◆ Stated problem ◆
Format each line of the listing below as an item in a numbered list, leaving out any blank lines.

** start Dataset excerpts **

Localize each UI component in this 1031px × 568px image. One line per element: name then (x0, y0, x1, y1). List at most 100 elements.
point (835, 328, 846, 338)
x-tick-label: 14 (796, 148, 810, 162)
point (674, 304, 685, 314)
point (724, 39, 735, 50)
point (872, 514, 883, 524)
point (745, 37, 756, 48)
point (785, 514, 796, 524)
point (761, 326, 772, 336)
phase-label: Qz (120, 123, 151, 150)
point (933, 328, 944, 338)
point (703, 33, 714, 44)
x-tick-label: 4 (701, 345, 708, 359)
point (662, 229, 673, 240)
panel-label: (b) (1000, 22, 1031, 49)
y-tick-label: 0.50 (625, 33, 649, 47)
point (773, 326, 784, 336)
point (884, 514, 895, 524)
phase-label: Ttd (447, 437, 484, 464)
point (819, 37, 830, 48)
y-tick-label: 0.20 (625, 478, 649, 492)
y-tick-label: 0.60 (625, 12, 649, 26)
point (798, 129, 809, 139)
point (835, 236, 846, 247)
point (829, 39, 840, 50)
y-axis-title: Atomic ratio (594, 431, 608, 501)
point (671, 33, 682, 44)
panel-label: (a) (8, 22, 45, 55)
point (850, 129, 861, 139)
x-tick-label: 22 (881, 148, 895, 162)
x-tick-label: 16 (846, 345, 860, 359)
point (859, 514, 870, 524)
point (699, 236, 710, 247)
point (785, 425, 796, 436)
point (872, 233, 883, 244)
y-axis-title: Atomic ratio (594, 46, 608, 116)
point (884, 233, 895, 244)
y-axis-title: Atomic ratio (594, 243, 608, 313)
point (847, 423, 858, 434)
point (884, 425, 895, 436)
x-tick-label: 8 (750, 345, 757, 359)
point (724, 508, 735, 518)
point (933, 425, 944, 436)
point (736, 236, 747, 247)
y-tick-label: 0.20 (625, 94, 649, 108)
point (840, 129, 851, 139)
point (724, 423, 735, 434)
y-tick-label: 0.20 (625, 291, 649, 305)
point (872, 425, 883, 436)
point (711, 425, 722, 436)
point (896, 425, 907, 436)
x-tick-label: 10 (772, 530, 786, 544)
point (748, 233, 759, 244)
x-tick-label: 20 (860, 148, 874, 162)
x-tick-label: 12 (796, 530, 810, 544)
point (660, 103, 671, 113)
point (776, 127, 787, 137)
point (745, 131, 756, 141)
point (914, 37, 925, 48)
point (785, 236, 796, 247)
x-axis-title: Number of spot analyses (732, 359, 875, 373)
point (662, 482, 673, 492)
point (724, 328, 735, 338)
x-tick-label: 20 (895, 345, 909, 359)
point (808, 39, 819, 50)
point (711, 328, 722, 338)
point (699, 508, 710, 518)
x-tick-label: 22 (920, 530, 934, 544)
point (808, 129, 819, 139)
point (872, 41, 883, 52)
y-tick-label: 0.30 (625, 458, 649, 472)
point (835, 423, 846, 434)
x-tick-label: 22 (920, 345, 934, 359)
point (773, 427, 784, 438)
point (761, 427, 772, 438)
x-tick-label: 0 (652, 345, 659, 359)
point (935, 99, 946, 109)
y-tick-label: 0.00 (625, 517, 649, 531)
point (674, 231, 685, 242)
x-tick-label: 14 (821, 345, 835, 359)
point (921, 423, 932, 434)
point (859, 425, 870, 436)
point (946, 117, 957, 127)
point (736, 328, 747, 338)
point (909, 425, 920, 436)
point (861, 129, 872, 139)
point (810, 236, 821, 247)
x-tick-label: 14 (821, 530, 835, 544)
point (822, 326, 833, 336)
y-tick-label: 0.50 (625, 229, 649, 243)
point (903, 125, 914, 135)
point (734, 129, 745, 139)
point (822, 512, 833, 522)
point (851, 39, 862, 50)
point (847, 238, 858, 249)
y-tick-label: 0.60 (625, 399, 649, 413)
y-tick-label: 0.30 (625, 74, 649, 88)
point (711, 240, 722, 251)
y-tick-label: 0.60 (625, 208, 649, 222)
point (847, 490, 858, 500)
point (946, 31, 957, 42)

** end Dataset excerpts **

◆ Answer to this problem ◆
1. Localize each UI component in this 1031px × 568px image. One line per element: name then (x0, y0, x1, y1). List at most 100 elements.
2. point (835, 328, 846, 338)
3. x-tick-label: 14 (796, 148, 810, 162)
4. point (674, 304, 685, 314)
5. point (724, 39, 735, 50)
6. point (872, 514, 883, 524)
7. point (745, 37, 756, 48)
8. point (785, 514, 796, 524)
9. point (761, 326, 772, 336)
10. phase-label: Qz (120, 123, 151, 150)
11. point (933, 328, 944, 338)
12. point (703, 33, 714, 44)
13. x-tick-label: 4 (701, 345, 708, 359)
14. point (662, 229, 673, 240)
15. panel-label: (b) (1000, 22, 1031, 49)
16. y-tick-label: 0.50 (625, 33, 649, 47)
17. point (773, 326, 784, 336)
18. point (884, 514, 895, 524)
19. phase-label: Ttd (447, 437, 484, 464)
20. point (819, 37, 830, 48)
21. y-tick-label: 0.20 (625, 478, 649, 492)
22. y-tick-label: 0.60 (625, 12, 649, 26)
23. point (798, 129, 809, 139)
24. point (835, 236, 846, 247)
25. point (829, 39, 840, 50)
26. y-axis-title: Atomic ratio (594, 431, 608, 501)
27. point (671, 33, 682, 44)
28. panel-label: (a) (8, 22, 45, 55)
29. point (850, 129, 861, 139)
30. x-tick-label: 22 (881, 148, 895, 162)
31. x-tick-label: 16 (846, 345, 860, 359)
32. point (859, 514, 870, 524)
33. point (699, 236, 710, 247)
34. point (785, 425, 796, 436)
35. point (872, 233, 883, 244)
36. y-axis-title: Atomic ratio (594, 46, 608, 116)
37. point (884, 233, 895, 244)
38. y-axis-title: Atomic ratio (594, 243, 608, 313)
39. point (847, 423, 858, 434)
40. point (884, 425, 895, 436)
41. x-tick-label: 8 (750, 345, 757, 359)
42. point (724, 508, 735, 518)
43. point (933, 425, 944, 436)
44. point (736, 236, 747, 247)
45. y-tick-label: 0.20 (625, 94, 649, 108)
46. point (840, 129, 851, 139)
47. point (724, 423, 735, 434)
48. y-tick-label: 0.20 (625, 291, 649, 305)
49. point (872, 425, 883, 436)
50. point (711, 425, 722, 436)
51. point (896, 425, 907, 436)
52. x-tick-label: 10 (772, 530, 786, 544)
53. point (748, 233, 759, 244)
54. x-tick-label: 20 (860, 148, 874, 162)
55. x-tick-label: 12 (796, 530, 810, 544)
56. point (660, 103, 671, 113)
57. point (776, 127, 787, 137)
58. point (745, 131, 756, 141)
59. point (914, 37, 925, 48)
60. point (785, 236, 796, 247)
61. x-axis-title: Number of spot analyses (732, 359, 875, 373)
62. point (662, 482, 673, 492)
63. point (724, 328, 735, 338)
64. x-tick-label: 20 (895, 345, 909, 359)
65. point (808, 39, 819, 50)
66. point (711, 328, 722, 338)
67. point (699, 508, 710, 518)
68. x-tick-label: 22 (920, 530, 934, 544)
69. point (808, 129, 819, 139)
70. point (872, 41, 883, 52)
71. y-tick-label: 0.30 (625, 458, 649, 472)
72. point (835, 423, 846, 434)
73. x-tick-label: 22 (920, 345, 934, 359)
74. point (773, 427, 784, 438)
75. point (761, 427, 772, 438)
76. x-tick-label: 0 (652, 345, 659, 359)
77. point (935, 99, 946, 109)
78. y-tick-label: 0.00 (625, 517, 649, 531)
79. point (674, 231, 685, 242)
80. x-tick-label: 14 (821, 345, 835, 359)
81. point (921, 423, 932, 434)
82. point (859, 425, 870, 436)
83. point (946, 117, 957, 127)
84. point (736, 328, 747, 338)
85. point (909, 425, 920, 436)
86. point (861, 129, 872, 139)
87. point (810, 236, 821, 247)
88. x-tick-label: 14 (821, 530, 835, 544)
89. point (822, 326, 833, 336)
90. y-tick-label: 0.50 (625, 229, 649, 243)
91. point (903, 125, 914, 135)
92. point (734, 129, 745, 139)
93. point (822, 512, 833, 522)
94. point (851, 39, 862, 50)
95. point (847, 238, 858, 249)
96. y-tick-label: 0.60 (625, 399, 649, 413)
97. y-tick-label: 0.30 (625, 74, 649, 88)
98. point (711, 240, 722, 251)
99. y-tick-label: 0.60 (625, 208, 649, 222)
100. point (847, 490, 858, 500)
101. point (946, 31, 957, 42)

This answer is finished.